>>>>>

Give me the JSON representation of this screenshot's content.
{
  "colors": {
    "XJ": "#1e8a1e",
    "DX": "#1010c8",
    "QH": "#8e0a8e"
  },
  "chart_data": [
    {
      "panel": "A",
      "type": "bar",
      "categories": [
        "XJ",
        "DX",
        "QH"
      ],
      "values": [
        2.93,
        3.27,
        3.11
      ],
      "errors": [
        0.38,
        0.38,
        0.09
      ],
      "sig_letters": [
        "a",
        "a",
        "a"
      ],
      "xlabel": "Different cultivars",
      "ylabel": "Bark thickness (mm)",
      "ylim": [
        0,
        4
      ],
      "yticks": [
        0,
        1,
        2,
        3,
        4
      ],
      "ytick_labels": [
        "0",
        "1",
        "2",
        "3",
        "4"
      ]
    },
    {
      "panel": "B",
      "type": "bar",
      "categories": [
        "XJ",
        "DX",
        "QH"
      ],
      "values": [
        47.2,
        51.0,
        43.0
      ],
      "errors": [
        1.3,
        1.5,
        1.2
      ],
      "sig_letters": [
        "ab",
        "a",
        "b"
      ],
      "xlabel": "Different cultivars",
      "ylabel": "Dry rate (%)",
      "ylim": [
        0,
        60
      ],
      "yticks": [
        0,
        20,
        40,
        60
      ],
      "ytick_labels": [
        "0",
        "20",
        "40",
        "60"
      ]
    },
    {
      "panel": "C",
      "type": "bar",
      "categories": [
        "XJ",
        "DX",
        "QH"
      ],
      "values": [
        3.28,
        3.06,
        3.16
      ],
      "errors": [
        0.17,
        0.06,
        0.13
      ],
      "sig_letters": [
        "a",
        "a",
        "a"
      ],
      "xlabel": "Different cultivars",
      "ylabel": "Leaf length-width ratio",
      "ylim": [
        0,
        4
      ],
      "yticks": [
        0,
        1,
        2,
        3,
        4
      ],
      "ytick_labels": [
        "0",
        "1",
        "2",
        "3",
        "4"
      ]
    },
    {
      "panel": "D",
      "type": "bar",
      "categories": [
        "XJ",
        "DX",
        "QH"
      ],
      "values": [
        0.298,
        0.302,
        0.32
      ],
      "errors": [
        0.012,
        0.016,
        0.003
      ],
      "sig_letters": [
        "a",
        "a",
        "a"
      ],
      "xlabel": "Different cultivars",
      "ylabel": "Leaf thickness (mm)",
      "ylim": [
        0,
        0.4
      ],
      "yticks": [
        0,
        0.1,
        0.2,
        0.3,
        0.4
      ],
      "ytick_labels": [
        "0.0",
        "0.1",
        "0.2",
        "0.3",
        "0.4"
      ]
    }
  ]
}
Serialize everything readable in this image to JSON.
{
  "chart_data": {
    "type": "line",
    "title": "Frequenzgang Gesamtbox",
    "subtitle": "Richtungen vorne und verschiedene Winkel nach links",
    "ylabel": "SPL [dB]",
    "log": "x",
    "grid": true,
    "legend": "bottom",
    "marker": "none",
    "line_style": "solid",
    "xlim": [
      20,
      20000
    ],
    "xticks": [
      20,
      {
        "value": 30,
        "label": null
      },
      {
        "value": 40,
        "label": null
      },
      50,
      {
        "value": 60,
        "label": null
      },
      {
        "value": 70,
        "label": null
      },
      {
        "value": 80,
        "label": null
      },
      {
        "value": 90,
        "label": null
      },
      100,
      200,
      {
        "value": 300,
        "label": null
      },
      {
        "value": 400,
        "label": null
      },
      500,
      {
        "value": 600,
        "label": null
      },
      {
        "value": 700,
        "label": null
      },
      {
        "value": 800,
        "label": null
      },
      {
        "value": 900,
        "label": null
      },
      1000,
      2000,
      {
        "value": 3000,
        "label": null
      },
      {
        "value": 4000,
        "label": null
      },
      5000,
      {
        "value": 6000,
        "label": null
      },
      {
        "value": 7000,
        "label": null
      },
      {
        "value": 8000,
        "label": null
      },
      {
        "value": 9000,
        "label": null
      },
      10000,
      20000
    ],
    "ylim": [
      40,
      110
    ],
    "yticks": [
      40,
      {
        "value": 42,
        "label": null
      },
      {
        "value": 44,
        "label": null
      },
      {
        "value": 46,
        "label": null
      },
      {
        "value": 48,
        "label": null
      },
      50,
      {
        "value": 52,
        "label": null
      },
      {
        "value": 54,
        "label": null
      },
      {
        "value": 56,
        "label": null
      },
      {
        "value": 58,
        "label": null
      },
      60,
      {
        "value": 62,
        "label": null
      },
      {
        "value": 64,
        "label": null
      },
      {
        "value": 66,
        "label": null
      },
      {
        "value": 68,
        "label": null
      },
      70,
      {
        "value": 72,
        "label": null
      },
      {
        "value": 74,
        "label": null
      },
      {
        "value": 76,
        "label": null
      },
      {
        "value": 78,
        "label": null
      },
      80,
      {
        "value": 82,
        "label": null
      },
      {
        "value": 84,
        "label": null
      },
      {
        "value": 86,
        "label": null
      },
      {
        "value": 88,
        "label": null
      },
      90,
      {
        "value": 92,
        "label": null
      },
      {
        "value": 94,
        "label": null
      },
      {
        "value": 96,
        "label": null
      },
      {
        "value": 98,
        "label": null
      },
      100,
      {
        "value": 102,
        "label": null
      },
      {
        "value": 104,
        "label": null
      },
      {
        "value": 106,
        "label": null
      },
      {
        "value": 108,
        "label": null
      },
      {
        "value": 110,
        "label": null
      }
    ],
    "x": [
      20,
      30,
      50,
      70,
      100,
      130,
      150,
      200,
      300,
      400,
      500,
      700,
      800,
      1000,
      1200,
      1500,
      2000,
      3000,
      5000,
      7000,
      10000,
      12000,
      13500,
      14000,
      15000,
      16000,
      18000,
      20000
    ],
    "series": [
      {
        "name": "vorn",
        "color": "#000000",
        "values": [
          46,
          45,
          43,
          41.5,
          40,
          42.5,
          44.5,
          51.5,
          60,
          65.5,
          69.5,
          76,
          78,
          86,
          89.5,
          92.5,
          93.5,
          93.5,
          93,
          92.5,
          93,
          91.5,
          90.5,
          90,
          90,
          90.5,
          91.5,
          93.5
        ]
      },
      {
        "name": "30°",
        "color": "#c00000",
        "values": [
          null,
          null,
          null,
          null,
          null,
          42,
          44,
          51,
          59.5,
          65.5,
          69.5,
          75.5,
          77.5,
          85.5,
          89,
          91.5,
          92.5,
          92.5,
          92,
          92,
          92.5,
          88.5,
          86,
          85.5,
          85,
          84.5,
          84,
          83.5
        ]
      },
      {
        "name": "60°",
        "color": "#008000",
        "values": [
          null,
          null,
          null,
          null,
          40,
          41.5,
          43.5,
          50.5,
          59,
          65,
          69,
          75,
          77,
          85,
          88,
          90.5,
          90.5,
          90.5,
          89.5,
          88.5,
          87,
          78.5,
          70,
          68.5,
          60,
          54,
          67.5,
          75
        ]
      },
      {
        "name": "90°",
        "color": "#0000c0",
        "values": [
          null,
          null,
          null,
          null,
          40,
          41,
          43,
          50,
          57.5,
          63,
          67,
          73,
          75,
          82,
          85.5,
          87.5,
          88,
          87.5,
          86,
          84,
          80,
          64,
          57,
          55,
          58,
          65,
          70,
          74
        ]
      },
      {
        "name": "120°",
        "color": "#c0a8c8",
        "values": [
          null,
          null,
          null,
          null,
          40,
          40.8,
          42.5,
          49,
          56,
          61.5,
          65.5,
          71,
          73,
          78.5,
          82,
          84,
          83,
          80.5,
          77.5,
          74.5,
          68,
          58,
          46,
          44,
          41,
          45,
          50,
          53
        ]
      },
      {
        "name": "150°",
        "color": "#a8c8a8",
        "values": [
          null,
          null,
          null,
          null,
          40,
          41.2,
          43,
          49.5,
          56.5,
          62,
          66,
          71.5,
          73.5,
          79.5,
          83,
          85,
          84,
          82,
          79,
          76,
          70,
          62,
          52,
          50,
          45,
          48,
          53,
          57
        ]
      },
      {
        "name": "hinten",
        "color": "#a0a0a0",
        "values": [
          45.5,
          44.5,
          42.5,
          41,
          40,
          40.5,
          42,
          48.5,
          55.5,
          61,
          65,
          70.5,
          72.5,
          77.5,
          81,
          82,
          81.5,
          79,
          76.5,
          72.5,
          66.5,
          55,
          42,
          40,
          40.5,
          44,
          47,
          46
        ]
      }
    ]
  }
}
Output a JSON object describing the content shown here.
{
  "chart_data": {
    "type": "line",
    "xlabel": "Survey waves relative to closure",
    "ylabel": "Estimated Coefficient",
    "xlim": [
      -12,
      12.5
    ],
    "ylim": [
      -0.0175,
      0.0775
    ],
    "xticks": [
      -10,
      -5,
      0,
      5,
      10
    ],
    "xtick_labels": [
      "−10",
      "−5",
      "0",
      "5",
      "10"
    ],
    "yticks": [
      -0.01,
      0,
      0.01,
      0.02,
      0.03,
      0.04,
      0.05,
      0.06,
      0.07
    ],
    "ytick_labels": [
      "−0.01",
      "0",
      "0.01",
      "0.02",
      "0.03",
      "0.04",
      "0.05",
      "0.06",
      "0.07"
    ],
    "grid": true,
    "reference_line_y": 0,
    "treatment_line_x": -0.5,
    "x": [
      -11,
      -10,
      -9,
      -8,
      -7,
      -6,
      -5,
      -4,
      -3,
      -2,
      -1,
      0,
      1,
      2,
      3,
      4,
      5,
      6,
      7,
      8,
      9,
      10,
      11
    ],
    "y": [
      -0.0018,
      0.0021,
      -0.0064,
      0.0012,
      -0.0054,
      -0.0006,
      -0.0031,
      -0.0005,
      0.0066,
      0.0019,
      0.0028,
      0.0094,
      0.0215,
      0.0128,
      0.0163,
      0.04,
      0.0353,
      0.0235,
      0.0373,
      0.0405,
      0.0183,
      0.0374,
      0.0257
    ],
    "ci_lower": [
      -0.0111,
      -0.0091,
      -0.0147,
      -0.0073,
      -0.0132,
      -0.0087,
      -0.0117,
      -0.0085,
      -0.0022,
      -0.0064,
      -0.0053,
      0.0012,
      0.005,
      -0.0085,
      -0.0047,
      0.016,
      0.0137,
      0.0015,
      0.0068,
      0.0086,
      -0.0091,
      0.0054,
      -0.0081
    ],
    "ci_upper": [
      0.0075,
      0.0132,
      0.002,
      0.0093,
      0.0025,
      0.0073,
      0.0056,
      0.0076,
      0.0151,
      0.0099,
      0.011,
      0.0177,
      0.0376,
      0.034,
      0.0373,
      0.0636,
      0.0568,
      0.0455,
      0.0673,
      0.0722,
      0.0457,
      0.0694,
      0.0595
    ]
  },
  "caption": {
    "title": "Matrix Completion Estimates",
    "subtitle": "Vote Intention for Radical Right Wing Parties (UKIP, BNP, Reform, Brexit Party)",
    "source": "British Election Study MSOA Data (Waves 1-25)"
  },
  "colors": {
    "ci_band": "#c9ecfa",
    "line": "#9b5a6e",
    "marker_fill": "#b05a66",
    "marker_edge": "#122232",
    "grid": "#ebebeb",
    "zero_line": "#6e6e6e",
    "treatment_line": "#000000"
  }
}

<<<<<

WORK INSTRUCTIONS =>
Search the entries for "this" and copy out each line that has it.

TASK RESPONSE =>
Give me the JSON representation of this screenshot's content.
Serialize everything readable in this image to JSON.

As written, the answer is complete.